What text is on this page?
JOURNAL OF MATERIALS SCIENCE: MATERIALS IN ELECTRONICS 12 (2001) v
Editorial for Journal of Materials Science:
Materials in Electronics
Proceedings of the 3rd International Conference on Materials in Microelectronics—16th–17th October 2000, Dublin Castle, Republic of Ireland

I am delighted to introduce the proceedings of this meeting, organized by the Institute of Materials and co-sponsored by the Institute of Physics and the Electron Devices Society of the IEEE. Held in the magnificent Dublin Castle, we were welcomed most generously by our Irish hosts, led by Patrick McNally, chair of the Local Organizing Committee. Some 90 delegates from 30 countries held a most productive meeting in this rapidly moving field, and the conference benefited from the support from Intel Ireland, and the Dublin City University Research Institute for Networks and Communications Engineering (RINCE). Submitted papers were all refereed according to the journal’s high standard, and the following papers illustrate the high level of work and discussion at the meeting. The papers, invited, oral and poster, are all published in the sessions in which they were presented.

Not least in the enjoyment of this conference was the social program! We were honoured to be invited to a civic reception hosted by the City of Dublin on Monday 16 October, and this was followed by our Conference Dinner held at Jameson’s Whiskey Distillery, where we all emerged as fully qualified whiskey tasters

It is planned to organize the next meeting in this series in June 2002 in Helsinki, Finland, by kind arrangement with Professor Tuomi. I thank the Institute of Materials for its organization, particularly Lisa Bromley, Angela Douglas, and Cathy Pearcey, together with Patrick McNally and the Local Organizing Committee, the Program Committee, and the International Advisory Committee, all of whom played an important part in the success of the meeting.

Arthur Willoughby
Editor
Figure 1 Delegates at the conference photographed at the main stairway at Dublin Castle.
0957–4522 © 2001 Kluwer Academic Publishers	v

● ● ●

AIM: Locate the word "International" in the records and collect each line it appears in.

COMPLETE RESPONSE:
Proceedings of the 3rd International Conference on Materials in Microelectronics—16th–17th October 2000, Dublin Castle, Republic of Ireland
It is planned to organize the next meeting in this series in June 2002 in Helsinki, Finland, by kind arrangement with Professor Tuomi. I thank the Institute of Materials for its organization, particularly Lisa Bromley, Angela Douglas, and Cathy Pearcey, together with Patrick McNally and the Local Organizing Committee, the Program Committee, and the International Advisory Committee, all of whom played an important part in the success of the meeting.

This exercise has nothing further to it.